[GIVEN TASK]
Each line that follows should be printed again exactly as it stands.
# Start of MATERIAL FOR THIS TASK
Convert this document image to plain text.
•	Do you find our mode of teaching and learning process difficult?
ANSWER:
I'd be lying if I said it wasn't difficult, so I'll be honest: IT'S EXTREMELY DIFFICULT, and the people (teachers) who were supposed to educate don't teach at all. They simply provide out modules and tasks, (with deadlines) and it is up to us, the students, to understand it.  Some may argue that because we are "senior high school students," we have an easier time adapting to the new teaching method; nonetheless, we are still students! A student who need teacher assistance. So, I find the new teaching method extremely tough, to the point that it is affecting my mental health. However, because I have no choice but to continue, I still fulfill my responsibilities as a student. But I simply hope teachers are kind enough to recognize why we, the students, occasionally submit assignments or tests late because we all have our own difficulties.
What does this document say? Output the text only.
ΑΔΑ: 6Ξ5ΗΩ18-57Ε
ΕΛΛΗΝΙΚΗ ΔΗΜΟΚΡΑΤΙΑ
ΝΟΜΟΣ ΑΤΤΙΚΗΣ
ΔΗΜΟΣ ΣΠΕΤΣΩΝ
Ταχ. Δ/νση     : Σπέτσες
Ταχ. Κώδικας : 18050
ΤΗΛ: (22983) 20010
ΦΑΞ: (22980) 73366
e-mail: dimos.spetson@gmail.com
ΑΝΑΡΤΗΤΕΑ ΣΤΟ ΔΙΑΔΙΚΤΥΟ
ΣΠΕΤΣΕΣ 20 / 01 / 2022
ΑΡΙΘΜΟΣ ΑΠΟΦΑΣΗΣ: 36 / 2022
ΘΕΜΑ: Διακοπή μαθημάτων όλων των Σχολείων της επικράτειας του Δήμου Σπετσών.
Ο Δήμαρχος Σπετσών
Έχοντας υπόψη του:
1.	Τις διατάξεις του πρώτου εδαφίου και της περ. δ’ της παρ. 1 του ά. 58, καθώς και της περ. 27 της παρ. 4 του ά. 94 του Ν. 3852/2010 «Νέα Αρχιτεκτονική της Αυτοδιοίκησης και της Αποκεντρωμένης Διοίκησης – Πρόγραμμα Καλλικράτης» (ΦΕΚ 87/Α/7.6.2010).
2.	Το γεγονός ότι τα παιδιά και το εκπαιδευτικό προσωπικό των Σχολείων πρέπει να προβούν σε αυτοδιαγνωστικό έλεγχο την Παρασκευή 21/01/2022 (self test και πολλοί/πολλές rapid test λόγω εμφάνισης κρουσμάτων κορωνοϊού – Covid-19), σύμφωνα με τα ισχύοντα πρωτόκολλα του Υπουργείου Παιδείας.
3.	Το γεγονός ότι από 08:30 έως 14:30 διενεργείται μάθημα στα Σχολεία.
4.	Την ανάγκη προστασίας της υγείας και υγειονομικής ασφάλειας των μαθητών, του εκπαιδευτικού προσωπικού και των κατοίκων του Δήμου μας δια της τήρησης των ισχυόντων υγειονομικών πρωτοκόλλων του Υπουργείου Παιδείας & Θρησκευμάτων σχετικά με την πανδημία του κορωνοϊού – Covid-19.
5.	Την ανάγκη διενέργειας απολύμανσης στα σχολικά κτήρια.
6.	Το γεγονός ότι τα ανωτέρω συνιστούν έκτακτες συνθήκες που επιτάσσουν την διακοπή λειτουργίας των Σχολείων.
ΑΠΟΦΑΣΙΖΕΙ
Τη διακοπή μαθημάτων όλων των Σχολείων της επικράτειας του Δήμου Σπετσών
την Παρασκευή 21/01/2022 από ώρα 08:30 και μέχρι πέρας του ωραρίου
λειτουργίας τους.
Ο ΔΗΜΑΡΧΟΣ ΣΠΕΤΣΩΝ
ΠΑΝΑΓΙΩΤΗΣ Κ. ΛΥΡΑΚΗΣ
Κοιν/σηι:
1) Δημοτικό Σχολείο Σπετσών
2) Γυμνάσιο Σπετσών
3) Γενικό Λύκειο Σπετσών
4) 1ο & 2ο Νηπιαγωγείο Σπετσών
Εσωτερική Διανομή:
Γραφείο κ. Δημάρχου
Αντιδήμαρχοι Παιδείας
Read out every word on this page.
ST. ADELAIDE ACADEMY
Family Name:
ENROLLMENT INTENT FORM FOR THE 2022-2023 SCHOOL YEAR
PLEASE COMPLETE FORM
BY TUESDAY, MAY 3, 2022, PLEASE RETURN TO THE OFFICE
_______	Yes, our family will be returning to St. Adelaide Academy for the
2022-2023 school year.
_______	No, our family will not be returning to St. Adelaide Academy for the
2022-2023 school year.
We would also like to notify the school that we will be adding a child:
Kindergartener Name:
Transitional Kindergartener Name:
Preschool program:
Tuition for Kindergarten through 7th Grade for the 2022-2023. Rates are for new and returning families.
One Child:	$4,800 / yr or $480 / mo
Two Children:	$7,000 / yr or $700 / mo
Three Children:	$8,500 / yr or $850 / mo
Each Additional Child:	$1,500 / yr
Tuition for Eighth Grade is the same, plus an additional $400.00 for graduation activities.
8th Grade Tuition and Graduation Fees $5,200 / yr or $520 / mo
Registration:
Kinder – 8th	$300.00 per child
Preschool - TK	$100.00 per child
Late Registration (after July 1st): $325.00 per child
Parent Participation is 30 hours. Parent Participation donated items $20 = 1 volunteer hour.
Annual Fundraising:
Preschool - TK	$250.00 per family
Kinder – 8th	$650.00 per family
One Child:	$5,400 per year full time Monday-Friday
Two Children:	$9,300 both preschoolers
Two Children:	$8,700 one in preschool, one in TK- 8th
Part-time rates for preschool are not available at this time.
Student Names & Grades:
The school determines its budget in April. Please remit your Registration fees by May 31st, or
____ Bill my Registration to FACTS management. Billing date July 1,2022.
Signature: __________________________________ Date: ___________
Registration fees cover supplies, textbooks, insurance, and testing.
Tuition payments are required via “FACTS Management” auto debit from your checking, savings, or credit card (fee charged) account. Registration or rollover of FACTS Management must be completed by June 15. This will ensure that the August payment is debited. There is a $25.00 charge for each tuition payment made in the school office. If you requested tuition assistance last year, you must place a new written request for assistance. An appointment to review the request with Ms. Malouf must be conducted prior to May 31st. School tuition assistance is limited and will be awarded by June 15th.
# End of MATERIAL FOR THIS TASK
[THE REPLY]
Convert this document image to plain text.
•	Do you find our mode of teaching and learning process difficult?
ANSWER:
I'd be lying if I said it wasn't difficult, so I'll be honest: IT'S EXTREMELY DIFFICULT, and the people (teachers) who were supposed to educate don't teach at all. They simply provide out modules and tasks, (with deadlines) and it is up to us, the students, to understand it.  Some may argue that because we are "senior high school students," we have an easier time adapting to the new teaching method; nonetheless, we are still students! A student who need teacher assistance. So, I find the new teaching method extremely tough, to the point that it is affecting my mental health. However, because I have no choice but to continue, I still fulfill my responsibilities as a student. But I simply hope teachers are kind enough to recognize why we, the students, occasionally submit assignments or tests late because we all have our own difficulties.
What does this document say? Output the text only.
ΑΔΑ: 6Ξ5ΗΩ18-57Ε
ΕΛΛΗΝΙΚΗ ΔΗΜΟΚΡΑΤΙΑ
ΝΟΜΟΣ ΑΤΤΙΚΗΣ
ΔΗΜΟΣ ΣΠΕΤΣΩΝ
Ταχ. Δ/νση     : Σπέτσες
Ταχ. Κώδικας : 18050
ΤΗΛ: (22983) 20010
ΦΑΞ: (22980) 73366
e-mail: dimos.spetson@gmail.com
ΑΝΑΡΤΗΤΕΑ ΣΤΟ ΔΙΑΔΙΚΤΥΟ
ΣΠΕΤΣΕΣ 20 / 01 / 2022
ΑΡΙΘΜΟΣ ΑΠΟΦΑΣΗΣ: 36 / 2022
ΘΕΜΑ: Διακοπή μαθημάτων όλων των Σχολείων της επικράτειας του Δήμου Σπετσών.
Ο Δήμαρχος Σπετσών
Έχοντας υπόψη του:
1.	Τις διατάξεις του πρώτου εδαφίου και της περ. δ’ της παρ. 1 του ά. 58, καθώς και της περ. 27 της παρ. 4 του ά. 94 του Ν. 3852/2010 «Νέα Αρχιτεκτονική της Αυτοδιοίκησης και της Αποκεντρωμένης Διοίκησης – Πρόγραμμα Καλλικράτης» (ΦΕΚ 87/Α/7.6.2010).
2.	Το γεγονός ότι τα παιδιά και το εκπαιδευτικό προσωπικό των Σχολείων πρέπει να προβούν σε αυτοδιαγνωστικό έλεγχο την Παρασκευή 21/01/2022 (self test και πολλοί/πολλές rapid test λόγω εμφάνισης κρουσμάτων κορωνοϊού – Covid-19), σύμφωνα με τα ισχύοντα πρωτόκολλα του Υπουργείου Παιδείας.
3.	Το γεγονός ότι από 08:30 έως 14:30 διενεργείται μάθημα στα Σχολεία.
4.	Την ανάγκη προστασίας της υγείας και υγειονομικής ασφάλειας των μαθητών, του εκπαιδευτικού προσωπικού και των κατοίκων του Δήμου μας δια της τήρησης των ισχυόντων υγειονομικών πρωτοκόλλων του Υπουργείου Παιδείας & Θρησκευμάτων σχετικά με την πανδημία του κορωνοϊού – Covid-19.
5.	Την ανάγκη διενέργειας απολύμανσης στα σχολικά κτήρια.
6.	Το γεγονός ότι τα ανωτέρω συνιστούν έκτακτες συνθήκες που επιτάσσουν την διακοπή λειτουργίας των Σχολείων.
ΑΠΟΦΑΣΙΖΕΙ
Τη διακοπή μαθημάτων όλων των Σχολείων της επικράτειας του Δήμου Σπετσών
την Παρασκευή 21/01/2022 από ώρα 08:30 και μέχρι πέρας του ωραρίου
λειτουργίας τους.
Ο ΔΗΜΑΡΧΟΣ ΣΠΕΤΣΩΝ
ΠΑΝΑΓΙΩΤΗΣ Κ. ΛΥΡΑΚΗΣ
Κοιν/σηι:
1) Δημοτικό Σχολείο Σπετσών
2) Γυμνάσιο Σπετσών
3) Γενικό Λύκειο Σπετσών
4) 1ο & 2ο Νηπιαγωγείο Σπετσών
Εσωτερική Διανομή:
Γραφείο κ. Δημάρχου
Αντιδήμαρχοι Παιδείας
Read out every word on this page.
ST. ADELAIDE ACADEMY
Family Name:
ENROLLMENT INTENT FORM FOR THE 2022-2023 SCHOOL YEAR
PLEASE COMPLETE FORM
BY TUESDAY, MAY 3, 2022, PLEASE RETURN TO THE OFFICE
_______	Yes, our family will be returning to St. Adelaide Academy for the
2022-2023 school year.
_______	No, our family will not be returning to St. Adelaide Academy for the
2022-2023 school year.
We would also like to notify the school that we will be adding a child:
Kindergartener Name:
Transitional Kindergartener Name:
Preschool program:
Tuition for Kindergarten through 7th Grade for the 2022-2023. Rates are for new and returning families.
One Child:	$4,800 / yr or $480 / mo
Two Children:	$7,000 / yr or $700 / mo
Three Children:	$8,500 / yr or $850 / mo
Each Additional Child:	$1,500 / yr
Tuition for Eighth Grade is the same, plus an additional $400.00 for graduation activities.
8th Grade Tuition and Graduation Fees $5,200 / yr or $520 / mo
Registration:
Kinder – 8th	$300.00 per child
Preschool - TK	$100.00 per child
Late Registration (after July 1st): $325.00 per child
Parent Participation is 30 hours. Parent Participation donated items $20 = 1 volunteer hour.
Annual Fundraising:
Preschool - TK	$250.00 per family
Kinder – 8th	$650.00 per family
One Child:	$5,400 per year full time Monday-Friday
Two Children:	$9,300 both preschoolers
Two Children:	$8,700 one in preschool, one in TK- 8th
Part-time rates for preschool are not available at this time.
Student Names & Grades:
The school determines its budget in April. Please remit your Registration fees by May 31st, or
____ Bill my Registration to FACTS management. Billing date July 1,2022.
Signature: __________________________________ Date: ___________
Registration fees cover supplies, textbooks, insurance, and testing.
Tuition payments are required via “FACTS Management” auto debit from your checking, savings, or credit card (fee charged) account. Registration or rollover of FACTS Management must be completed by June 15. This will ensure that the August payment is debited. There is a $25.00 charge for each tuition payment made in the school office. If you requested tuition assistance last year, you must place a new written request for assistance. An appointment to review the request with Ms. Malouf must be conducted prior to May 31st. School tuition assistance is limited and will be awarded by June 15th.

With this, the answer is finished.